### [PROVIDED DATA]
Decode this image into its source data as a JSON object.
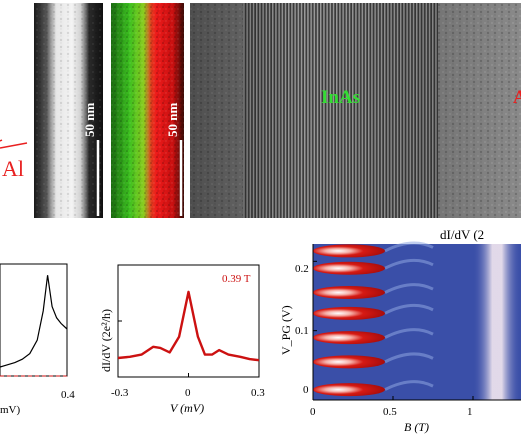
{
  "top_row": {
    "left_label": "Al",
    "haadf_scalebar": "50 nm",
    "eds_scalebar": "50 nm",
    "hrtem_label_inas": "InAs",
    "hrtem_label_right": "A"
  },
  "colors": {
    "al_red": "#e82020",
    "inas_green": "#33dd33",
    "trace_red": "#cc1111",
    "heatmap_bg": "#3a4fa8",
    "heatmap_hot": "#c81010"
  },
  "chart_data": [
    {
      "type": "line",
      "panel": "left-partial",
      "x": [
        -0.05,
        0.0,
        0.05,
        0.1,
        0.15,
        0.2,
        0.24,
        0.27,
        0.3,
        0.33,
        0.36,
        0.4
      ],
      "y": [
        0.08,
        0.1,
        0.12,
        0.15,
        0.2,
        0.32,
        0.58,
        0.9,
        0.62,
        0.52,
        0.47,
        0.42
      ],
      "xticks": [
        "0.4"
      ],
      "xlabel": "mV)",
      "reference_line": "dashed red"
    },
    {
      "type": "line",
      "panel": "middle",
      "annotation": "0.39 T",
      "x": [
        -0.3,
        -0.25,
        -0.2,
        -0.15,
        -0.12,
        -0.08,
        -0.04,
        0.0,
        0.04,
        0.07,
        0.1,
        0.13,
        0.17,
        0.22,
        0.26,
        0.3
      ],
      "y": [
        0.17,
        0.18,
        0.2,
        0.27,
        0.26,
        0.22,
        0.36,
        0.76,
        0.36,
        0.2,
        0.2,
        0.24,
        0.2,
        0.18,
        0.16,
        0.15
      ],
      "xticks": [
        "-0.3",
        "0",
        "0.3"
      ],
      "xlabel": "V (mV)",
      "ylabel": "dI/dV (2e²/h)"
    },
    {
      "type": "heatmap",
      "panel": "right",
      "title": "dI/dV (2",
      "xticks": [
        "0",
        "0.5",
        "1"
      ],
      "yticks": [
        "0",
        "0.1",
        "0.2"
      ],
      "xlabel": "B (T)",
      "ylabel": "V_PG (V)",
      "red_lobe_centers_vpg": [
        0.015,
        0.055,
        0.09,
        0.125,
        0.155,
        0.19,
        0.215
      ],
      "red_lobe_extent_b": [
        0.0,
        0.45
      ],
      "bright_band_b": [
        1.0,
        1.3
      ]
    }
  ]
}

--

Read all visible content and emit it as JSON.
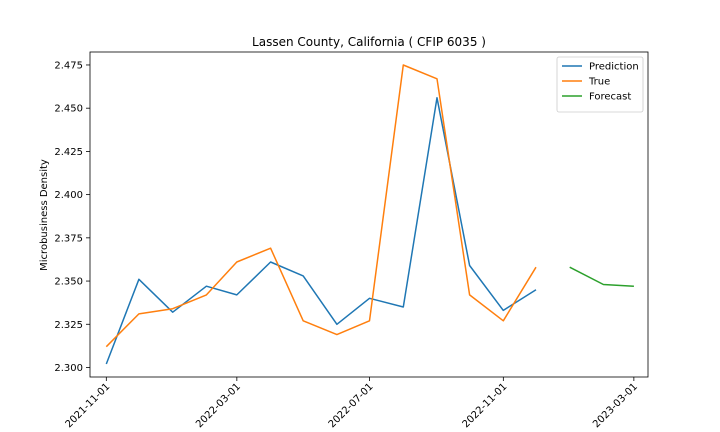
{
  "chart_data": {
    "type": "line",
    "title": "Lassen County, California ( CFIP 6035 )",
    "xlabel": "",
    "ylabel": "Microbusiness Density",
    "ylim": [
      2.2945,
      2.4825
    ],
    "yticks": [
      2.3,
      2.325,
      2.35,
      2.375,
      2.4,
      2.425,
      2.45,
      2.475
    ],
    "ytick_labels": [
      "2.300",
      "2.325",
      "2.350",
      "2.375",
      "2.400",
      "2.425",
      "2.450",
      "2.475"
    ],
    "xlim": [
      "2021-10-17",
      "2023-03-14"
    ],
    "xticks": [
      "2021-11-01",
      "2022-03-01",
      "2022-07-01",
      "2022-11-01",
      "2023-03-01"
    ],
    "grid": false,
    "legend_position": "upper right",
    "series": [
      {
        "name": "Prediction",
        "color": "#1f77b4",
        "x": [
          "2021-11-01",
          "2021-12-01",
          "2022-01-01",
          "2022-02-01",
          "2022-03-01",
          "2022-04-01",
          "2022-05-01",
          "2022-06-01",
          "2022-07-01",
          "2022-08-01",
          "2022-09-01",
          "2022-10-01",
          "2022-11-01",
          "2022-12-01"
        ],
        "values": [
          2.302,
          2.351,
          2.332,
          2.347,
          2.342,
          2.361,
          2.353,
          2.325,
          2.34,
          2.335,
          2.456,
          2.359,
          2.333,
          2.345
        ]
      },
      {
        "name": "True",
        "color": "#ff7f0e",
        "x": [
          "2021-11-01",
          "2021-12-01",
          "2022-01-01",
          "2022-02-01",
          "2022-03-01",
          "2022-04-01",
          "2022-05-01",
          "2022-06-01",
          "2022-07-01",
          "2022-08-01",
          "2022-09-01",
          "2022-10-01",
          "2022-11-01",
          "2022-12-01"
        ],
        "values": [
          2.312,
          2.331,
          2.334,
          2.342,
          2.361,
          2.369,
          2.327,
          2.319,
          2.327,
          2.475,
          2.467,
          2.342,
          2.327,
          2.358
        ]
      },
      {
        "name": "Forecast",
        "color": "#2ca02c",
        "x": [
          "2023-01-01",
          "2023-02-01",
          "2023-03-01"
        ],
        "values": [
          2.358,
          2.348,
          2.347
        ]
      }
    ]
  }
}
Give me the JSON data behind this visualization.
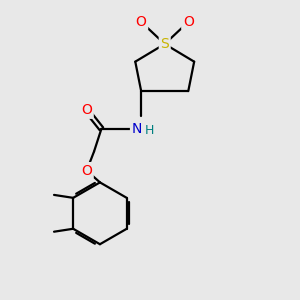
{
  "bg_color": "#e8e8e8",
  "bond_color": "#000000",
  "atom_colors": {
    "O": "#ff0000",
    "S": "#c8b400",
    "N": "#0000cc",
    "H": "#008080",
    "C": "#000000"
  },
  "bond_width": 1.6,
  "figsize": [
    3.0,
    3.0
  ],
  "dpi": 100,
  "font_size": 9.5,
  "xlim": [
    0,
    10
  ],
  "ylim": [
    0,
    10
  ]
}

### [AIM OF THE TASK]
Report how many lines hold the string "this", giving the number and nothing else.

### [ANSWER BELOW]
2